=== DATA FOR THE TASK ===
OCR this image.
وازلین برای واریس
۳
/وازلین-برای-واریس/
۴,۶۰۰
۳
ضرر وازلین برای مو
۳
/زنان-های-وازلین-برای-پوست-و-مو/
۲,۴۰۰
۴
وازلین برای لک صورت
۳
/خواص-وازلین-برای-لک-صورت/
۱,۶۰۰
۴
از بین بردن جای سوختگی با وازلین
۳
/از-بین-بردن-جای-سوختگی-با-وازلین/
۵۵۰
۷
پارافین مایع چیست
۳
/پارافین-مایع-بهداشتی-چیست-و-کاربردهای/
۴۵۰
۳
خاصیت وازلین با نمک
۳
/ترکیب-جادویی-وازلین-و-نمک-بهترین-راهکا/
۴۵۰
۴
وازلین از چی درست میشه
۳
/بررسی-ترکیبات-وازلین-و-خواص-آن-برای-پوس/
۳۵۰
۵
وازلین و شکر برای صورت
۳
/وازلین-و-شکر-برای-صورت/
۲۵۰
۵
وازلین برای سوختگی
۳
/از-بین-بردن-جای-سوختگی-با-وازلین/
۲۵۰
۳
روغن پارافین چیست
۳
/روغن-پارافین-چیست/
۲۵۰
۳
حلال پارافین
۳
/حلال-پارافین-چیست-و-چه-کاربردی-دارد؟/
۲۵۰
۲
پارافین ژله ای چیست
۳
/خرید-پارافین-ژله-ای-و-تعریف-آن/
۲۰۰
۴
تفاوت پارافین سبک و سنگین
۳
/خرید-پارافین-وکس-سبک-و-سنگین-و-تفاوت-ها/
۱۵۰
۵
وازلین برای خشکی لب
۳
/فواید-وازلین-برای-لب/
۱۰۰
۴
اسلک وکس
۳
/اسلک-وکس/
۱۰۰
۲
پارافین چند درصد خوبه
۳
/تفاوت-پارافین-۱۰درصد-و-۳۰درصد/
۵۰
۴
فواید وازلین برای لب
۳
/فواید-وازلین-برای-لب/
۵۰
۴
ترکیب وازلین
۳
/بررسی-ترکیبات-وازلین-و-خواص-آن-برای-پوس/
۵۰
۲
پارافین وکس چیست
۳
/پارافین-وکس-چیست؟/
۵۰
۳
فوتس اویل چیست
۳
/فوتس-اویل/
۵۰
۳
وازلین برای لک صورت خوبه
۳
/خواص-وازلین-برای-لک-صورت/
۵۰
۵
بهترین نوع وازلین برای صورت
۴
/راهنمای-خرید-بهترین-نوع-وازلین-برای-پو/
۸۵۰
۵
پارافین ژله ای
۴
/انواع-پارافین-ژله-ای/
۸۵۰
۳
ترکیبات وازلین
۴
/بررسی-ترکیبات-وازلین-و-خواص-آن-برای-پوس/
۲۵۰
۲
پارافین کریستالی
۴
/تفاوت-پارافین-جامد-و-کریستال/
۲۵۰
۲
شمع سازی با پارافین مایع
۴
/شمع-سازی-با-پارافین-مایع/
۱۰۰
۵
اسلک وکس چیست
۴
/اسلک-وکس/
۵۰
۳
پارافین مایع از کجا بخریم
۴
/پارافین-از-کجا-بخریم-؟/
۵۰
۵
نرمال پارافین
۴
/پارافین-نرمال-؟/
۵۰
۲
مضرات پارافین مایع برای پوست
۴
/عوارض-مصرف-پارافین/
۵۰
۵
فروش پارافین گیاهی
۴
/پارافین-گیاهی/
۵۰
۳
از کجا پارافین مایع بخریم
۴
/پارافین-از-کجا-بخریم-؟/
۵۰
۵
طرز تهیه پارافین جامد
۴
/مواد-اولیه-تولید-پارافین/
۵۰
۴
===
WHAT NEEDS TO BE DONE: Extract all of the data exactly as written.

THE OUTPUT:
OCR this image.
وازلین برای واریس
۳
/وازلین-برای-واریس/
۴,۶۰۰
۳
ضرر وازلین برای مو
۳
/زنان-های-وازلین-برای-پوست-و-مو/
۲,۴۰۰
۴
وازلین برای لک صورت
۳
/خواص-وازلین-برای-لک-صورت/
۱,۶۰۰
۴
از بین بردن جای سوختگی با وازلین
۳
/از-بین-بردن-جای-سوختگی-با-وازلین/
۵۵۰
۷
پارافین مایع چیست
۳
/پارافین-مایع-بهداشتی-چیست-و-کاربردهای/
۴۵۰
۳
خاصیت وازلین با نمک
۳
/ترکیب-جادویی-وازلین-و-نمک-بهترین-راهکا/
۴۵۰
۴
وازلین از چی درست میشه
۳
/بررسی-ترکیبات-وازلین-و-خواص-آن-برای-پوس/
۳۵۰
۵
وازلین و شکر برای صورت
۳
/وازلین-و-شکر-برای-صورت/
۲۵۰
۵
وازلین برای سوختگی
۳
/از-بین-بردن-جای-سوختگی-با-وازلین/
۲۵۰
۳
روغن پارافین چیست
۳
/روغن-پارافین-چیست/
۲۵۰
۳
حلال پارافین
۳
/حلال-پارافین-چیست-و-چه-کاربردی-دارد؟/
۲۵۰
۲
پارافین ژله ای چیست
۳
/خرید-پارافین-ژله-ای-و-تعریف-آن/
۲۰۰
۴
تفاوت پارافین سبک و سنگین
۳
/خرید-پارافین-وکس-سبک-و-سنگین-و-تفاوت-ها/
۱۵۰
۵
وازلین برای خشکی لب
۳
/فواید-وازلین-برای-لب/
۱۰۰
۴
اسلک وکس
۳
/اسلک-وکس/
۱۰۰
۲
پارافین چند درصد خوبه
۳
/تفاوت-پارافین-۱۰درصد-و-۳۰درصد/
۵۰
۴
فواید وازلین برای لب
۳
/فواید-وازلین-برای-لب/
۵۰
۴
ترکیب وازلین
۳
/بررسی-ترکیبات-وازلین-و-خواص-آن-برای-پوس/
۵۰
۲
پارافین وکس چیست
۳
/پارافین-وکس-چیست؟/
۵۰
۳
فوتس اویل چیست
۳
/فوتس-اویل/
۵۰
۳
وازلین برای لک صورت خوبه
۳
/خواص-وازلین-برای-لک-صورت/
۵۰
۵
بهترین نوع وازلین برای صورت
۴
/راهنمای-خرید-بهترین-نوع-وازلین-برای-پو/
۸۵۰
۵
پارافین ژله ای
۴
/انواع-پارافین-ژله-ای/
۸۵۰
۳
ترکیبات وازلین
۴
/بررسی-ترکیبات-وازلین-و-خواص-آن-برای-پوس/
۲۵۰
۲
پارافین کریستالی
۴
/تفاوت-پارافین-جامد-و-کریستال/
۲۵۰
۲
شمع سازی با پارافین مایع
۴
/شمع-سازی-با-پارافین-مایع/
۱۰۰
۵
اسلک وکس چیست
۴
/اسلک-وکس/
۵۰
۳
پارافین مایع از کجا بخریم
۴
/پارافین-از-کجا-بخریم-؟/
۵۰
۵
نرمال پارافین
۴
/پارافین-نرمال-؟/
۵۰
۲
مضرات پارافین مایع برای پوست
۴
/عوارض-مصرف-پارافین/
۵۰
۵
فروش پارافین گیاهی
۴
/پارافین-گیاهی/
۵۰
۳
از کجا پارافین مایع بخریم
۴
/پارافین-از-کجا-بخریم-؟/
۵۰
۵
طرز تهیه پارافین جامد
۴
/مواد-اولیه-تولید-پارافین/
۵۰
۴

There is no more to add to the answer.